* 引用文
■ ■ ■ ■ ■

ここでは、説明の都合上、他ユーザは全員まだ起床していないものとする。この場合、ステップS21の判定結果がNOとなるので、自分が起床したことを他ユーザに通知(ステップS22)するとともに、起床順位を表示(図2(c)の第3の画面19を表示)(ステップS23)し、さらに、音声回線をクローズ(ステップS24)して処理を終了する。この場合の自分の起床順位は「第1位」になる。
【0049】
<直ちに起床しなかった場合>
ステップS20の判定結果がNOの場合、つまり、まだユーザ(自分)が起床していない(就寝中である)場合は、次の二つのケースに分かれる。
〔第1のケース〕
タイマーのカウント値が所定の「限界値」を越えてもなお起床しなかった場合(ステップS25の判定結果がYESになる場合)である。「限界値」とは、通常のアラーム信号の出力継続時間のことをいい、一般的にこれ以上の寝過ごし(起床遅れ)を許さない限界の時間のことをいう。この限界値は60分などという固定値であってもよいが、実用上は、ユーザの生活スタイルに合わせてユーザが適宜に変更できる可変値としておくことが望ましい。
この第1のケースの場合(「限界値」を越えてもなお起床しなかった場合)、通常のアラームの代わりに強力なアラーム信号を出力してユーザを強制的に起床させる(ステップS26)。強力なアラーム信号は、たとえば、音量が大きいアラーム信号や耳障りな音質のアラーム信号であってもよいし、または、振動や電気ショックなどであってもよい。要は、ユーザを強制的に起床させることができるものであればよい。このように、ユーザを強制的に起床させた場合は、音声回線をクローズ(ステップS24)して、そのまま処理を終了する。

■ ■ ■ ■ ■

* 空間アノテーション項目
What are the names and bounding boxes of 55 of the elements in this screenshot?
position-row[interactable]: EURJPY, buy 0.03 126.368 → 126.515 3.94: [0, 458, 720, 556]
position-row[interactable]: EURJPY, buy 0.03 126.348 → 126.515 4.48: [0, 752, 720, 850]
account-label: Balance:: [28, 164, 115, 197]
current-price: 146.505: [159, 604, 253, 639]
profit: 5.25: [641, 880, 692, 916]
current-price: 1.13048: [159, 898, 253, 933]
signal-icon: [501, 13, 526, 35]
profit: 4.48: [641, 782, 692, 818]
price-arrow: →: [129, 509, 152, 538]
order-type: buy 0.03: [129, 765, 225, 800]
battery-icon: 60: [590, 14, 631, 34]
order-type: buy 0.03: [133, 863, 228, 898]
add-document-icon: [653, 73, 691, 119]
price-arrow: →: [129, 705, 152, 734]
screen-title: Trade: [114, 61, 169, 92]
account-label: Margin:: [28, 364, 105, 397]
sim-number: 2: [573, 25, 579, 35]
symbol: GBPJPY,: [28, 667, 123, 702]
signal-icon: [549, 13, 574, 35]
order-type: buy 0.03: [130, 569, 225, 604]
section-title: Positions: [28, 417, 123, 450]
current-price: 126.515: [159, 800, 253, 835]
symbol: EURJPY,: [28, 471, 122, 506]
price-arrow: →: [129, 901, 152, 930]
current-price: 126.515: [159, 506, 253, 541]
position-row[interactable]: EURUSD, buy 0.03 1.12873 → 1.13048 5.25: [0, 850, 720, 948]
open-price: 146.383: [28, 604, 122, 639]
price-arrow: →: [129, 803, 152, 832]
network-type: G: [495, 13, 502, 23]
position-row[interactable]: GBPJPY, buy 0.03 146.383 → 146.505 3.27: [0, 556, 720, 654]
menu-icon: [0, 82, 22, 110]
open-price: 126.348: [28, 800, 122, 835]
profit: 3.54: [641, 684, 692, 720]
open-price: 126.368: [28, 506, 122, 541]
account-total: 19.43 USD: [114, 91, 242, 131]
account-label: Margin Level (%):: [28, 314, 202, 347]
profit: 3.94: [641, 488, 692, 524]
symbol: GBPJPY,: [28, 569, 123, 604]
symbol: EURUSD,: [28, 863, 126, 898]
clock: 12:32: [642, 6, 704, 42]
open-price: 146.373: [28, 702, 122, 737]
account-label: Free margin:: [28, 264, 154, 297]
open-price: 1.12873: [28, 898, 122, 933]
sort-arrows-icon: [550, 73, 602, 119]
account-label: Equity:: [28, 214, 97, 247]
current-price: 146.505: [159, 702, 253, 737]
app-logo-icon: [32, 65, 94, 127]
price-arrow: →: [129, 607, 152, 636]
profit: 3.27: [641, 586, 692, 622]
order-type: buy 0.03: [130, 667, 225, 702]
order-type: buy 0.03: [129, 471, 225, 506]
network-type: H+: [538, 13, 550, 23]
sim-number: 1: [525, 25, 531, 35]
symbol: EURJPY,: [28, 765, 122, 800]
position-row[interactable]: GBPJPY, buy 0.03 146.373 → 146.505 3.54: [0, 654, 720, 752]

■ ■ ■ ■ ■

* 作業一覧
- a) 次の(i)〜(iii)が引用文の内容と合うかを、それぞれ「はい」か「いいえ」で答え、判断の決め手となる引用文の語句をそのまま引用せよ。
(i) 他ユーザが全員まだ起床していない場合、自分の起床順位は第1位になる。
(ii) 強力なアラーム信号の例として、振動や電気ショックが挙げられている。
(iii) ユーザを強制的に起床させた後は、音声回線を開いたままにしておく。
- b) 空間アノテーション項目の先頭の行から「add-document-icon: [653, 73, 691, 119]」を含む行までの範囲で、「order-type」を「trade-type」に置き換え、その範囲の行だけを書き直してください。ほかの部分は変えないこと。

* 各作業の解答
- a)
(i) はい。「この場合の自分の起床順位は「第1位」になる」
(ii) はい。「振動や電気ショックなどであってもよい」
(iii) いいえ。「音声回線をクローズ(ステップS24)して、そのまま処理を終了する」

- b)
What are the names and bounding boxes of 55 of the elements in this screenshot?
position-row[interactable]: EURJPY, buy 0.03 126.368 → 126.515 3.94: [0, 458, 720, 556]
position-row[interactable]: EURJPY, buy 0.03 126.348 → 126.515 4.48: [0, 752, 720, 850]
account-label: Balance:: [28, 164, 115, 197]
current-price: 146.505: [159, 604, 253, 639]
profit: 5.25: [641, 880, 692, 916]
current-price: 1.13048: [159, 898, 253, 933]
signal-icon: [501, 13, 526, 35]
profit: 4.48: [641, 782, 692, 818]
price-arrow: →: [129, 509, 152, 538]
trade-type: buy 0.03: [129, 765, 225, 800]
battery-icon: 60: [590, 14, 631, 34]
trade-type: buy 0.03: [133, 863, 228, 898]
add-document-icon: [653, 73, 691, 119]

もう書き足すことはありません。